* WHAT TO PRODUCE: Transcribe the listing that follows in full, omitting pictures.

* DATASET RECORDS:
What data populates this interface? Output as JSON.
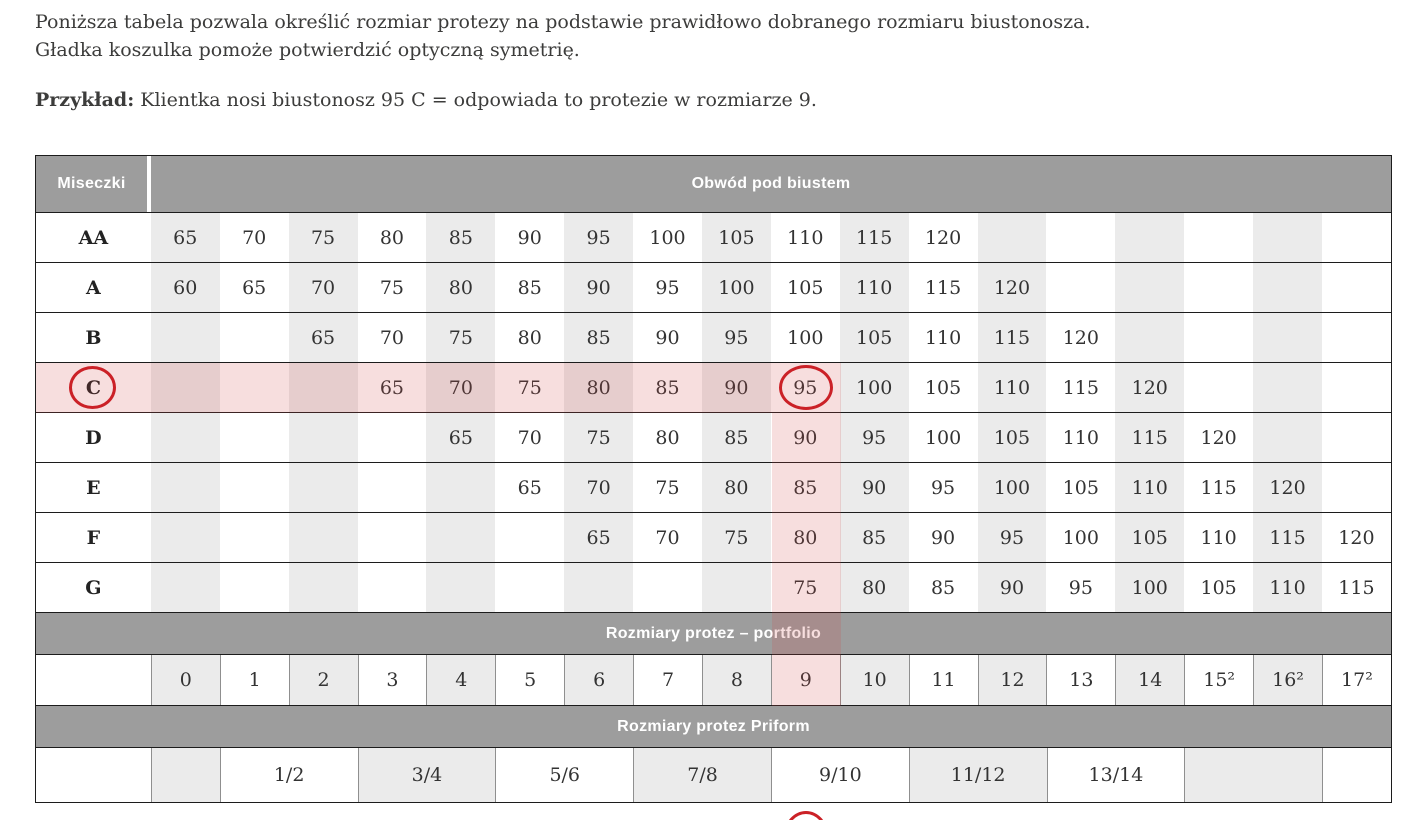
{
  "intro": {
    "line1": "Poniższa tabela pozwala określić rozmiar protezy na podstawie prawidłowo dobranego rozmiaru biustonosza.",
    "line2": "Gładka koszulka pomoże potwierdzić optyczną symetrię.",
    "example_label": "Przykład:",
    "example_text": " Klientka nosi biustonosz 95 C = odpowiada to protezie w rozmiarze 9."
  },
  "table": {
    "corner_header": "Miseczki",
    "band_header": "Obwód pod biustem",
    "cup_rows": [
      {
        "cup": "AA",
        "cells": [
          "65",
          "70",
          "75",
          "80",
          "85",
          "90",
          "95",
          "100",
          "105",
          "110",
          "115",
          "120",
          "",
          "",
          "",
          "",
          "",
          ""
        ]
      },
      {
        "cup": "A",
        "cells": [
          "60",
          "65",
          "70",
          "75",
          "80",
          "85",
          "90",
          "95",
          "100",
          "105",
          "110",
          "115",
          "120",
          "",
          "",
          "",
          "",
          ""
        ]
      },
      {
        "cup": "B",
        "cells": [
          "",
          "",
          "65",
          "70",
          "75",
          "80",
          "85",
          "90",
          "95",
          "100",
          "105",
          "110",
          "115",
          "120",
          "",
          "",
          "",
          ""
        ]
      },
      {
        "cup": "C",
        "cells": [
          "",
          "",
          "",
          "65",
          "70",
          "75",
          "80",
          "85",
          "90",
          "95",
          "100",
          "105",
          "110",
          "115",
          "120",
          "",
          "",
          ""
        ]
      },
      {
        "cup": "D",
        "cells": [
          "",
          "",
          "",
          "",
          "65",
          "70",
          "75",
          "80",
          "85",
          "90",
          "95",
          "100",
          "105",
          "110",
          "115",
          "120",
          "",
          ""
        ]
      },
      {
        "cup": "E",
        "cells": [
          "",
          "",
          "",
          "",
          "",
          "65",
          "70",
          "75",
          "80",
          "85",
          "90",
          "95",
          "100",
          "105",
          "110",
          "115",
          "120",
          ""
        ]
      },
      {
        "cup": "F",
        "cells": [
          "",
          "",
          "",
          "",
          "",
          "",
          "65",
          "70",
          "75",
          "80",
          "85",
          "90",
          "95",
          "100",
          "105",
          "110",
          "115",
          "120"
        ]
      },
      {
        "cup": "G",
        "cells": [
          "",
          "",
          "",
          "",
          "",
          "",
          "",
          "",
          "",
          "75",
          "80",
          "85",
          "90",
          "95",
          "100",
          "105",
          "110",
          "115"
        ]
      }
    ],
    "portfolio_header": "Rozmiary protez – portfolio",
    "portfolio_row": [
      "0",
      "1",
      "2",
      "3",
      "4",
      "5",
      "6",
      "7",
      "8",
      "9",
      "10",
      "11",
      "12",
      "13",
      "14",
      "15²",
      "16²",
      "17²"
    ],
    "priform_header": "Rozmiary protez Priform",
    "priform_cells": [
      {
        "label": "",
        "span": 1,
        "shade": "gray"
      },
      {
        "label": "1/2",
        "span": 2,
        "shade": "white"
      },
      {
        "label": "3/4",
        "span": 2,
        "shade": "gray"
      },
      {
        "label": "5/6",
        "span": 2,
        "shade": "white"
      },
      {
        "label": "7/8",
        "span": 2,
        "shade": "gray"
      },
      {
        "label": "9/10",
        "span": 2,
        "shade": "white"
      },
      {
        "label": "11/12",
        "span": 2,
        "shade": "gray"
      },
      {
        "label": "13/14",
        "span": 2,
        "shade": "white"
      },
      {
        "label": "",
        "span": 2,
        "shade": "gray"
      },
      {
        "label": "",
        "span": 1,
        "shade": "white"
      }
    ],
    "highlight": {
      "circled_cup": "C",
      "circled_underbust": "95",
      "circled_prosthesis_size": "9",
      "highlighted_row_cup": "C",
      "highlighted_column_underbust": "95"
    }
  },
  "colors": {
    "header_band": "#9d9d9d",
    "stripe": "#ebebeb",
    "highlight_overlay": "rgba(208,70,74,0.18)",
    "circle_red": "#cb2127",
    "border_dark": "#1c1c1c",
    "border_mid": "#8f8f8f",
    "text": "#3c3c3b"
  }
}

* THE OUTPUT:
What data populates this interface? Output as JSON.
{
  "intro": {
    "line1": "Poniższa tabela pozwala określić rozmiar protezy na podstawie prawidłowo dobranego rozmiaru biustonosza.",
    "line2": "Gładka koszulka pomoże potwierdzić optyczną symetrię.",
    "example_label": "Przykład:",
    "example_text": " Klientka nosi biustonosz 95 C = odpowiada to protezie w rozmiarze 9."
  },
  "table": {
    "corner_header": "Miseczki",
    "band_header": "Obwód pod biustem",
    "cup_rows": [
      {
        "cup": "AA",
        "cells": [
          "65",
          "70",
          "75",
          "80",
          "85",
          "90",
          "95",
          "100",
          "105",
          "110",
          "115",
          "120",
          "",
          "",
          "",
          "",
          "",
          ""
        ]
      },
      {
        "cup": "A",
        "cells": [
          "60",
          "65",
          "70",
          "75",
          "80",
          "85",
          "90",
          "95",
          "100",
          "105",
          "110",
          "115",
          "120",
          "",
          "",
          "",
          "",
          ""
        ]
      },
      {
        "cup": "B",
        "cells": [
          "",
          "",
          "65",
          "70",
          "75",
          "80",
          "85",
          "90",
          "95",
          "100",
          "105",
          "110",
          "115",
          "120",
          "",
          "",
          "",
          ""
        ]
      },
      {
        "cup": "C",
        "cells": [
          "",
          "",
          "",
          "65",
          "70",
          "75",
          "80",
          "85",
          "90",
          "95",
          "100",
          "105",
          "110",
          "115",
          "120",
          "",
          "",
          ""
        ]
      },
      {
        "cup": "D",
        "cells": [
          "",
          "",
          "",
          "",
          "65",
          "70",
          "75",
          "80",
          "85",
          "90",
          "95",
          "100",
          "105",
          "110",
          "115",
          "120",
          "",
          ""
        ]
      },
      {
        "cup": "E",
        "cells": [
          "",
          "",
          "",
          "",
          "",
          "65",
          "70",
          "75",
          "80",
          "85",
          "90",
          "95",
          "100",
          "105",
          "110",
          "115",
          "120",
          ""
        ]
      },
      {
        "cup": "F",
        "cells": [
          "",
          "",
          "",
          "",
          "",
          "",
          "65",
          "70",
          "75",
          "80",
          "85",
          "90",
          "95",
          "100",
          "105",
          "110",
          "115",
          "120"
        ]
      },
      {
        "cup": "G",
        "cells": [
          "",
          "",
          "",
          "",
          "",
          "",
          "",
          "",
          "",
          "75",
          "80",
          "85",
          "90",
          "95",
          "100",
          "105",
          "110",
          "115"
        ]
      }
    ],
    "portfolio_header": "Rozmiary protez – portfolio",
    "portfolio_row": [
      "0",
      "1",
      "2",
      "3",
      "4",
      "5",
      "6",
      "7",
      "8",
      "9",
      "10",
      "11",
      "12",
      "13",
      "14",
      "15²",
      "16²",
      "17²"
    ],
    "priform_header": "Rozmiary protez Priform",
    "priform_cells": [
      {
        "label": "",
        "span": 1,
        "shade": "gray"
      },
      {
        "label": "1/2",
        "span": 2,
        "shade": "white"
      },
      {
        "label": "3/4",
        "span": 2,
        "shade": "gray"
      },
      {
        "label": "5/6",
        "span": 2,
        "shade": "white"
      },
      {
        "label": "7/8",
        "span": 2,
        "shade": "gray"
      },
      {
        "label": "9/10",
        "span": 2,
        "shade": "white"
      },
      {
        "label": "11/12",
        "span": 2,
        "shade": "gray"
      },
      {
        "label": "13/14",
        "span": 2,
        "shade": "white"
      },
      {
        "label": "",
        "span": 2,
        "shade": "gray"
      },
      {
        "label": "",
        "span": 1,
        "shade": "white"
      }
    ],
    "highlight": {
      "circled_cup": "C",
      "circled_underbust": "95",
      "circled_prosthesis_size": "9",
      "highlighted_row_cup": "C",
      "highlighted_column_underbust": "95"
    }
  },
  "colors": {
    "header_band": "#9d9d9d",
    "stripe": "#ebebeb",
    "highlight_overlay": "rgba(208,70,74,0.18)",
    "circle_red": "#cb2127",
    "border_dark": "#1c1c1c",
    "border_mid": "#8f8f8f",
    "text": "#3c3c3b"
  }
}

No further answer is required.